● **Task details**
Copy the data word for word, keeping every line.

● **Data for this exercise**
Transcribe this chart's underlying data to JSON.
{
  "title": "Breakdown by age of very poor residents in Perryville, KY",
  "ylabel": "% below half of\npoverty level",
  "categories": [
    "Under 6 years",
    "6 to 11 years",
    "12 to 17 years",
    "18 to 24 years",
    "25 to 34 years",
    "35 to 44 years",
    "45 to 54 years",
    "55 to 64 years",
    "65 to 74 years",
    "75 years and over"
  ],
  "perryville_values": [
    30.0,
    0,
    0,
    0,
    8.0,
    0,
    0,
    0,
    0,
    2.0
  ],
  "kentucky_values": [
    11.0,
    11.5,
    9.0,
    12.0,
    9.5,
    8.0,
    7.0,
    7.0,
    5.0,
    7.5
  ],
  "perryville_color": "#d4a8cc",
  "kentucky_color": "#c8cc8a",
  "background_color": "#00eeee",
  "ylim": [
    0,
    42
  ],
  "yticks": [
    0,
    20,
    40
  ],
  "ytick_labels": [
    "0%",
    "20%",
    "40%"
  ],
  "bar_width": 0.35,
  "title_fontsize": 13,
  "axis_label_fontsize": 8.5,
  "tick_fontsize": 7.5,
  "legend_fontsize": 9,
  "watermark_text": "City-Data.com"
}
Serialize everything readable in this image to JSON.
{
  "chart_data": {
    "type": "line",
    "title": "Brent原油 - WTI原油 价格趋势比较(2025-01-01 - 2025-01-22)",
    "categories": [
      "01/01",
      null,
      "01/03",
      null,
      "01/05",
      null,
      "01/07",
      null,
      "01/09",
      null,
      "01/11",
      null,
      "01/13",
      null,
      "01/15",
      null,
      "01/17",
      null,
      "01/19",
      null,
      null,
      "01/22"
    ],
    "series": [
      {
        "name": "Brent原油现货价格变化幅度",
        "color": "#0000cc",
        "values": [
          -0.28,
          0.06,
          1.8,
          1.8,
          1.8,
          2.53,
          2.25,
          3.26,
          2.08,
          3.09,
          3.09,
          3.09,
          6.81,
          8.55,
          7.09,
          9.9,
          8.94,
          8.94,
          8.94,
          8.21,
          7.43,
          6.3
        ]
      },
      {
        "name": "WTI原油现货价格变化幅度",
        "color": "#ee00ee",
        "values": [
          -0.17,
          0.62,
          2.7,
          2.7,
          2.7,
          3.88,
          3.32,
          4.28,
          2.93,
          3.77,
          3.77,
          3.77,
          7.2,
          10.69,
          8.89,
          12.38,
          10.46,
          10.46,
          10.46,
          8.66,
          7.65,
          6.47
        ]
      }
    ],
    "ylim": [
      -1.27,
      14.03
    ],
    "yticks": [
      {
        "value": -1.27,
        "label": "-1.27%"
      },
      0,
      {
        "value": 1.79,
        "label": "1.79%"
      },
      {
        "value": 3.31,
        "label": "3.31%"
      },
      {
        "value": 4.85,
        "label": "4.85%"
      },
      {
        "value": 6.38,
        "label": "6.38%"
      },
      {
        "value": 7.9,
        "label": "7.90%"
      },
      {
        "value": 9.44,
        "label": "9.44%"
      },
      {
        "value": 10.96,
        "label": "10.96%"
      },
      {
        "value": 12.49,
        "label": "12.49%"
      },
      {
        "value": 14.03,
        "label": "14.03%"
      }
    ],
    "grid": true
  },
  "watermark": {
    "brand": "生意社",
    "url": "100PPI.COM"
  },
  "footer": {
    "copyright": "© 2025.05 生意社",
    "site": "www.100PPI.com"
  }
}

● **Exercise solution**
Transcribe this chart's underlying data to JSON.
{
  "title": "Breakdown by age of very poor residents in Perryville, KY",
  "ylabel": "% below half of\npoverty level",
  "categories": [
    "Under 6 years",
    "6 to 11 years",
    "12 to 17 years",
    "18 to 24 years",
    "25 to 34 years",
    "35 to 44 years",
    "45 to 54 years",
    "55 to 64 years",
    "65 to 74 years",
    "75 years and over"
  ],
  "perryville_values": [
    30.0,
    0,
    0,
    0,
    8.0,
    0,
    0,
    0,
    0,
    2.0
  ],
  "kentucky_values": [
    11.0,
    11.5,
    9.0,
    12.0,
    9.5,
    8.0,
    7.0,
    7.0,
    5.0,
    7.5
  ],
  "perryville_color": "#d4a8cc",
  "kentucky_color": "#c8cc8a",
  "background_color": "#00eeee",
  "ylim": [
    0,
    42
  ],
  "yticks": [
    0,
    20,
    40
  ],
  "ytick_labels": [
    "0%",
    "20%",
    "40%"
  ],
  "bar_width": 0.35,
  "title_fontsize": 13,
  "axis_label_fontsize": 8.5,
  "tick_fontsize": 7.5,
  "legend_fontsize": 9,
  "watermark_text": "City-Data.com"
}
Serialize everything readable in this image to JSON.
{
  "chart_data": {
    "type": "line",
    "title": "Brent原油 - WTI原油 价格趋势比较(2025-01-01 - 2025-01-22)",
    "categories": [
      "01/01",
      null,
      "01/03",
      null,
      "01/05",
      null,
      "01/07",
      null,
      "01/09",
      null,
      "01/11",
      null,
      "01/13",
      null,
      "01/15",
      null,
      "01/17",
      null,
      "01/19",
      null,
      null,
      "01/22"
    ],
    "series": [
      {
        "name": "Brent原油现货价格变化幅度",
        "color": "#0000cc",
        "values": [
          -0.28,
          0.06,
          1.8,
          1.8,
          1.8,
          2.53,
          2.25,
          3.26,
          2.08,
          3.09,
          3.09,
          3.09,
          6.81,
          8.55,
          7.09,
          9.9,
          8.94,
          8.94,
          8.94,
          8.21,
          7.43,
          6.3
        ]
      },
      {
        "name": "WTI原油现货价格变化幅度",
        "color": "#ee00ee",
        "values": [
          -0.17,
          0.62,
          2.7,
          2.7,
          2.7,
          3.88,
          3.32,
          4.28,
          2.93,
          3.77,
          3.77,
          3.77,
          7.2,
          10.69,
          8.89,
          12.38,
          10.46,
          10.46,
          10.46,
          8.66,
          7.65,
          6.47
        ]
      }
    ],
    "ylim": [
      -1.27,
      14.03
    ],
    "yticks": [
      {
        "value": -1.27,
        "label": "-1.27%"
      },
      0,
      {
        "value": 1.79,
        "label": "1.79%"
      },
      {
        "value": 3.31,
        "label": "3.31%"
      },
      {
        "value": 4.85,
        "label": "4.85%"
      },
      {
        "value": 6.38,
        "label": "6.38%"
      },
      {
        "value": 7.9,
        "label": "7.90%"
      },
      {
        "value": 9.44,
        "label": "9.44%"
      },
      {
        "value": 10.96,
        "label": "10.96%"
      },
      {
        "value": 12.49,
        "label": "12.49%"
      },
      {
        "value": 14.03,
        "label": "14.03%"
      }
    ],
    "grid": true
  },
  "watermark": {
    "brand": "生意社",
    "url": "100PPI.COM"
  },
  "footer": {
    "copyright": "© 2025.05 生意社",
    "site": "www.100PPI.com"
  }
}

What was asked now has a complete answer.